* start Record extracts *

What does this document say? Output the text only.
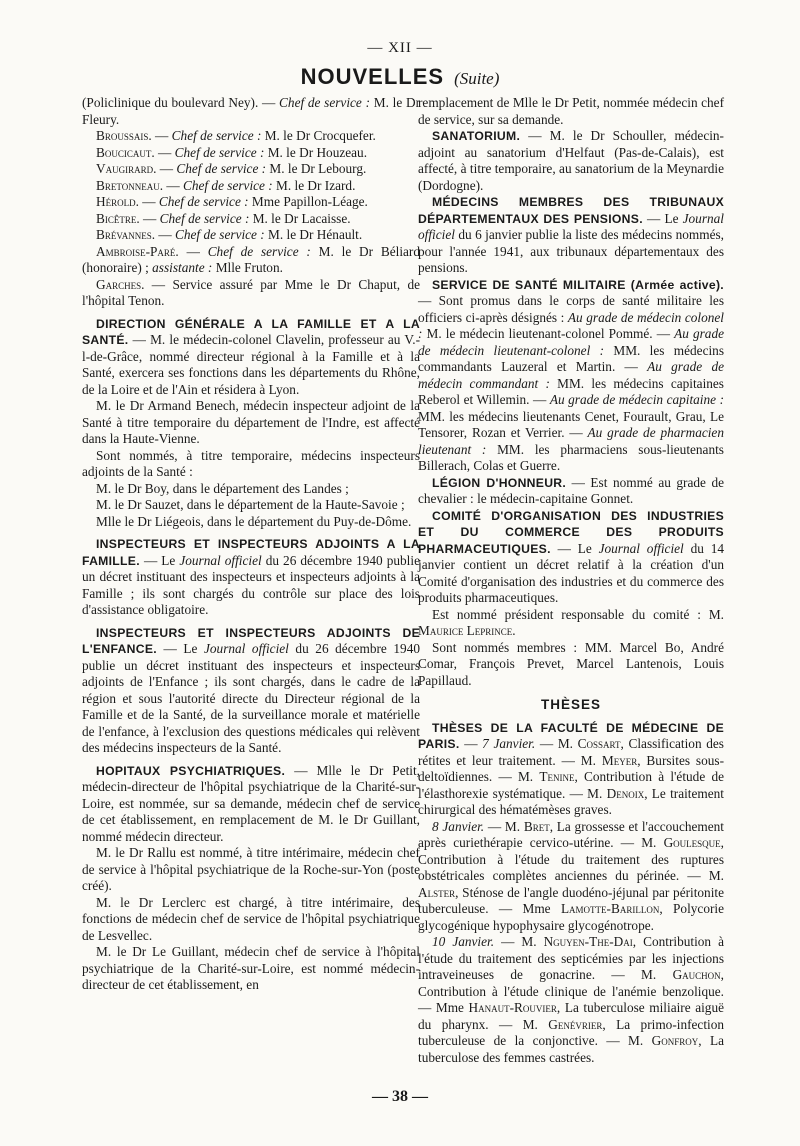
— XII —
NOUVELLES (Suite)

(Policlinique du boulevard Ney). — Chef de service : M. le Dr Fleury.

Broussais. — Chef de service : M. le Dr Crocquefer.

Boucicaut. — Chef de service : M. le Dr Houzeau.

Vaugirard. — Chef de service : M. le Dr Lebourg.

Bretonneau. — Chef de service : M. le Dr Izard.

Hérold. — Chef de service : Mme Papillon-Léage.

Bicêtre. — Chef de service : M. le Dr Lacaisse.

Brévannes. — Chef de service : M. le Dr Hénault.

Ambroise-Paré. — Chef de service : M. le Dr Béliard (honoraire) ; assistante : Mlle Fruton.

Garches. — Service assuré par Mme le Dr Chaput, de l'hôpital Tenon.

DIRECTION GÉNÉRALE A LA FAMILLE ET A LA SANTÉ. — M. le médecin-colonel Clavelin, professeur au V.-l-de-Grâce, nommé directeur régional à la Famille et à la Santé, exercera ses fonctions dans les départements du Rhône, de la Loire et de l'Ain et résidera à Lyon.

M. le Dr Armand Benech, médecin inspecteur adjoint de la Santé à titre temporaire du département de l'Indre, est affecté dans la Haute-Vienne.

Sont nommés, à titre temporaire, médecins inspecteurs adjoints de la Santé :

M. le Dr Boy, dans le département des Landes ;

M. le Dr Sauzet, dans le département de la Haute-Savoie ;

Mlle le Dr Liégeois, dans le département du Puy-de-Dôme.

INSPECTEURS ET INSPECTEURS ADJOINTS A LA FAMILLE. — Le Journal officiel du 26 décembre 1940 publie un décret instituant des inspecteurs et inspecteurs adjoints à la Famille ; ils sont chargés du contrôle sur place des lois d'assistance obligatoire.

INSPECTEURS ET INSPECTEURS ADJOINTS DE L'ENFANCE. — Le Journal officiel du 26 décembre 1940 publie un décret instituant des inspecteurs et inspecteurs adjoints de l'Enfance ; ils sont chargés, dans le cadre de la région et sous l'autorité directe du Directeur régional de la Famille et de la Santé, de la surveillance morale et matérielle de l'enfance, à l'exclusion des questions médicales qui relèvent des médecins inspecteurs de la Santé.

HOPITAUX PSYCHIATRIQUES. — Mlle le Dr Petit, médecin-directeur de l'hôpital psychiatrique de la Charité-sur-Loire, est nommée, sur sa demande, médecin chef de service de cet établissement, en remplacement de M. le Dr Guillant, nommé médecin directeur.

M. le Dr Rallu est nommé, à titre intérimaire, médecin chef de service à l'hôpital psychiatrique de la Roche-sur-Yon (poste créé).

M. le Dr Lerclerc est chargé, à titre intérimaire, des fonctions de médecin chef de service de l'hôpital psychiatrique de Lesvellec.

M. le Dr Le Guillant, médecin chef de service à l'hôpital psychiatrique de la Charité-sur-Loire, est nommé médecin-directeur de cet établissement, en

remplacement de Mlle le Dr Petit, nommée médecin chef de service, sur sa demande.

SANATORIUM. — M. le Dr Schouller, médecin-adjoint au sanatorium d'Helfaut (Pas-de-Calais), est affecté, à titre temporaire, au sanatorium de la Meynardie (Dordogne).

MÉDECINS MEMBRES DES TRIBUNAUX DÉPARTEMENTAUX DES PENSIONS. — Le Journal officiel du 6 janvier publie la liste des médecins nommés, pour l'année 1941, aux tribunaux départementaux des pensions.

SERVICE DE SANTÉ MILITAIRE (Armée active). — Sont promus dans le corps de santé militaire les officiers ci-après désignés : Au grade de médecin colonel : M. le médecin lieutenant-colonel Pommé. — Au grade de médecin lieutenant-colonel : MM. les médecins commandants Lauzeral et Martin. — Au grade de médecin commandant : MM. les médecins capitaines Reberol et Willemin. — Au grade de médecin capitaine : MM. les médecins lieutenants Cenet, Fourault, Grau, Le Tensorer, Rozan et Verrier. — Au grade de pharmacien lieutenant : MM. les pharmaciens sous-lieutenants Billerach, Colas et Guerre.

LÉGION D'HONNEUR. — Est nommé au grade de chevalier : le médecin-capitaine Gonnet.

COMITÉ D'ORGANISATION DES INDUSTRIES ET DU COMMERCE DES PRODUITS PHARMACEUTIQUES. — Le Journal officiel du 14 janvier contient un décret relatif à la création d'un Comité d'organisation des industries et du commerce des produits pharmaceutiques.

Est nommé président responsable du comité : M. Maurice Leprince.

Sont nommés membres : MM. Marcel Bo, André Comar, François Prevet, Marcel Lantenois, Louis Papillaud.

THÈSES

THÈSES DE LA FACULTÉ DE MÉDECINE DE PARIS. — 7 Janvier. — M. Cossart, Classification des rétites et leur traitement. — M. Meyer, Bursites sous-deltoïdiennes. — M. Tenine, Contribution à l'étude de l'élasthorexie systématique. — M. Denoix, Le traitement chirurgical des hématémèses graves.

8 Janvier. — M. Bret, La grossesse et l'accouchement après curiethérapie cervico-utérine. — M. Goulesque, Contribution à l'étude du traitement des ruptures obstétricales complètes anciennes du périnée. — M. Alster, Sténose de l'angle duodéno-jéjunal par péritonite tuberculeuse. — Mme Lamotte-Barillon, Polycorie glycogénique hypophysaire glycogénotrope.

10 Janvier. — M. Nguyen-The-Dai, Contribution à l'étude du traitement des septicémies par les injections intraveineuses de gonacrine. — M. Gauchon, Contribution à l'étude clinique de l'anémie benzolique. — Mme Hanaut-Rouvier, La tuberculose miliaire aiguë du pharynx. — M. Genévrier, La primo-infection tuberculeuse de la conjonctive. — M. Gonfroy, La tuberculose des femmes castrées.

— 38 —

* end Record extracts *

## Set problem
Transcribe all entries above exactly. Drop the pictures.

## Output of the task
What does this document say? Output the text only.
— XII —
NOUVELLES (Suite)

(Policlinique du boulevard Ney). — Chef de service : M. le Dr Fleury.

Broussais. — Chef de service : M. le Dr Crocquefer.

Boucicaut. — Chef de service : M. le Dr Houzeau.

Vaugirard. — Chef de service : M. le Dr Lebourg.

Bretonneau. — Chef de service : M. le Dr Izard.

Hérold. — Chef de service : Mme Papillon-Léage.

Bicêtre. — Chef de service : M. le Dr Lacaisse.

Brévannes. — Chef de service : M. le Dr Hénault.

Ambroise-Paré. — Chef de service : M. le Dr Béliard (honoraire) ; assistante : Mlle Fruton.

Garches. — Service assuré par Mme le Dr Chaput, de l'hôpital Tenon.

DIRECTION GÉNÉRALE A LA FAMILLE ET A LA SANTÉ. — M. le médecin-colonel Clavelin, professeur au V.-l-de-Grâce, nommé directeur régional à la Famille et à la Santé, exercera ses fonctions dans les départements du Rhône, de la Loire et de l'Ain et résidera à Lyon.

M. le Dr Armand Benech, médecin inspecteur adjoint de la Santé à titre temporaire du département de l'Indre, est affecté dans la Haute-Vienne.

Sont nommés, à titre temporaire, médecins inspecteurs adjoints de la Santé :

M. le Dr Boy, dans le département des Landes ;

M. le Dr Sauzet, dans le département de la Haute-Savoie ;

Mlle le Dr Liégeois, dans le département du Puy-de-Dôme.

INSPECTEURS ET INSPECTEURS ADJOINTS A LA FAMILLE. — Le Journal officiel du 26 décembre 1940 publie un décret instituant des inspecteurs et inspecteurs adjoints à la Famille ; ils sont chargés du contrôle sur place des lois d'assistance obligatoire.

INSPECTEURS ET INSPECTEURS ADJOINTS DE L'ENFANCE. — Le Journal officiel du 26 décembre 1940 publie un décret instituant des inspecteurs et inspecteurs adjoints de l'Enfance ; ils sont chargés, dans le cadre de la région et sous l'autorité directe du Directeur régional de la Famille et de la Santé, de la surveillance morale et matérielle de l'enfance, à l'exclusion des questions médicales qui relèvent des médecins inspecteurs de la Santé.

HOPITAUX PSYCHIATRIQUES. — Mlle le Dr Petit, médecin-directeur de l'hôpital psychiatrique de la Charité-sur-Loire, est nommée, sur sa demande, médecin chef de service de cet établissement, en remplacement de M. le Dr Guillant, nommé médecin directeur.

M. le Dr Rallu est nommé, à titre intérimaire, médecin chef de service à l'hôpital psychiatrique de la Roche-sur-Yon (poste créé).

M. le Dr Lerclerc est chargé, à titre intérimaire, des fonctions de médecin chef de service de l'hôpital psychiatrique de Lesvellec.

M. le Dr Le Guillant, médecin chef de service à l'hôpital psychiatrique de la Charité-sur-Loire, est nommé médecin-directeur de cet établissement, en

remplacement de Mlle le Dr Petit, nommée médecin chef de service, sur sa demande.

SANATORIUM. — M. le Dr Schouller, médecin-adjoint au sanatorium d'Helfaut (Pas-de-Calais), est affecté, à titre temporaire, au sanatorium de la Meynardie (Dordogne).

MÉDECINS MEMBRES DES TRIBUNAUX DÉPARTEMENTAUX DES PENSIONS. — Le Journal officiel du 6 janvier publie la liste des médecins nommés, pour l'année 1941, aux tribunaux départementaux des pensions.

SERVICE DE SANTÉ MILITAIRE (Armée active). — Sont promus dans le corps de santé militaire les officiers ci-après désignés : Au grade de médecin colonel : M. le médecin lieutenant-colonel Pommé. — Au grade de médecin lieutenant-colonel : MM. les médecins commandants Lauzeral et Martin. — Au grade de médecin commandant : MM. les médecins capitaines Reberol et Willemin. — Au grade de médecin capitaine : MM. les médecins lieutenants Cenet, Fourault, Grau, Le Tensorer, Rozan et Verrier. — Au grade de pharmacien lieutenant : MM. les pharmaciens sous-lieutenants Billerach, Colas et Guerre.

LÉGION D'HONNEUR. — Est nommé au grade de chevalier : le médecin-capitaine Gonnet.

COMITÉ D'ORGANISATION DES INDUSTRIES ET DU COMMERCE DES PRODUITS PHARMACEUTIQUES. — Le Journal officiel du 14 janvier contient un décret relatif à la création d'un Comité d'organisation des industries et du commerce des produits pharmaceutiques.

Est nommé président responsable du comité : M. Maurice Leprince.

Sont nommés membres : MM. Marcel Bo, André Comar, François Prevet, Marcel Lantenois, Louis Papillaud.

THÈSES

THÈSES DE LA FACULTÉ DE MÉDECINE DE PARIS. — 7 Janvier. — M. Cossart, Classification des rétites et leur traitement. — M. Meyer, Bursites sous-deltoïdiennes. — M. Tenine, Contribution à l'étude de l'élasthorexie systématique. — M. Denoix, Le traitement chirurgical des hématémèses graves.

8 Janvier. — M. Bret, La grossesse et l'accouchement après curiethérapie cervico-utérine. — M. Goulesque, Contribution à l'étude du traitement des ruptures obstétricales complètes anciennes du périnée. — M. Alster, Sténose de l'angle duodéno-jéjunal par péritonite tuberculeuse. — Mme Lamotte-Barillon, Polycorie glycogénique hypophysaire glycogénotrope.

10 Janvier. — M. Nguyen-The-Dai, Contribution à l'étude du traitement des septicémies par les injections intraveineuses de gonacrine. — M. Gauchon, Contribution à l'étude clinique de l'anémie benzolique. — Mme Hanaut-Rouvier, La tuberculose miliaire aiguë du pharynx. — M. Genévrier, La primo-infection tuberculeuse de la conjonctive. — M. Gonfroy, La tuberculose des femmes castrées.

— 38 —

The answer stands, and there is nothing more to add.